> [YOUR GOAL] Copy each line containing the word "days" from the records that follow, please.

Dataset items:
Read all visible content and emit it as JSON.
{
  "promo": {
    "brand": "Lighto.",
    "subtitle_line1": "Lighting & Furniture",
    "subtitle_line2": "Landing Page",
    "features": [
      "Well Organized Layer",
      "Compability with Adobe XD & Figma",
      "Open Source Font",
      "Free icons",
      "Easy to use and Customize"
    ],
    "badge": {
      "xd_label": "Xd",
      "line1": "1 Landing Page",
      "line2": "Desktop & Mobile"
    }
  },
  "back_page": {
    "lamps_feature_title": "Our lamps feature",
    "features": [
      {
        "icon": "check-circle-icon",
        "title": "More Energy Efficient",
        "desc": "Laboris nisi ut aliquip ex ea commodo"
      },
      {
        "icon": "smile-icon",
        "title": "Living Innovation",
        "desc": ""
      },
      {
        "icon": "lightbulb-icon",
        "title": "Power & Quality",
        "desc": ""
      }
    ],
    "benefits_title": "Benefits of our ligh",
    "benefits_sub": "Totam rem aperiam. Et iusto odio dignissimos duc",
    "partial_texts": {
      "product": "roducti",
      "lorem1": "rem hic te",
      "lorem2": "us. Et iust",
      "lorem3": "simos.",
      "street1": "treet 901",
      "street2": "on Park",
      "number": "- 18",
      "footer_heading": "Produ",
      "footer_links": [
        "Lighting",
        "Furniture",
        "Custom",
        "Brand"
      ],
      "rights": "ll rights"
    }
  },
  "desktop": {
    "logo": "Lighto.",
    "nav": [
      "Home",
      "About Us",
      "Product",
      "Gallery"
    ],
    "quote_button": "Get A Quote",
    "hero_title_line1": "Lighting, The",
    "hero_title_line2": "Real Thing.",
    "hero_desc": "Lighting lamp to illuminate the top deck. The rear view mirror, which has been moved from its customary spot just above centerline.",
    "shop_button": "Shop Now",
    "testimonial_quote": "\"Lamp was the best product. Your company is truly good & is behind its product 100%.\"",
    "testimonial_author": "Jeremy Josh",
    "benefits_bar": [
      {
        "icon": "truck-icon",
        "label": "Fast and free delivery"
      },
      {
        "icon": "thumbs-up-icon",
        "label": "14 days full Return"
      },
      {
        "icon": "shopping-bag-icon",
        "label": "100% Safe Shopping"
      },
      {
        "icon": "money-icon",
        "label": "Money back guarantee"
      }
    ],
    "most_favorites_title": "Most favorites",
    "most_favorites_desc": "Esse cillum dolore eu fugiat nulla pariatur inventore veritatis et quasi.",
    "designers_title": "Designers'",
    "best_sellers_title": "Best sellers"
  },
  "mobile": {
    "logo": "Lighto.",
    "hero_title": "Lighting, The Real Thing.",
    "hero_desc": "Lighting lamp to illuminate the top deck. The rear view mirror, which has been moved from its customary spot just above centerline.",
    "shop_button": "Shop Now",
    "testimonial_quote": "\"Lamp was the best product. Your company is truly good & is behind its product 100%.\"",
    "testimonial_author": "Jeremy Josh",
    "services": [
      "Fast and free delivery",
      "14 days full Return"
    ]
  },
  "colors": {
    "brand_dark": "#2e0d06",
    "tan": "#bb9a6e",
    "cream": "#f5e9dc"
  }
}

> [THE SOLUTION]
        "label": "14 days full Return"
      "14 days full Return"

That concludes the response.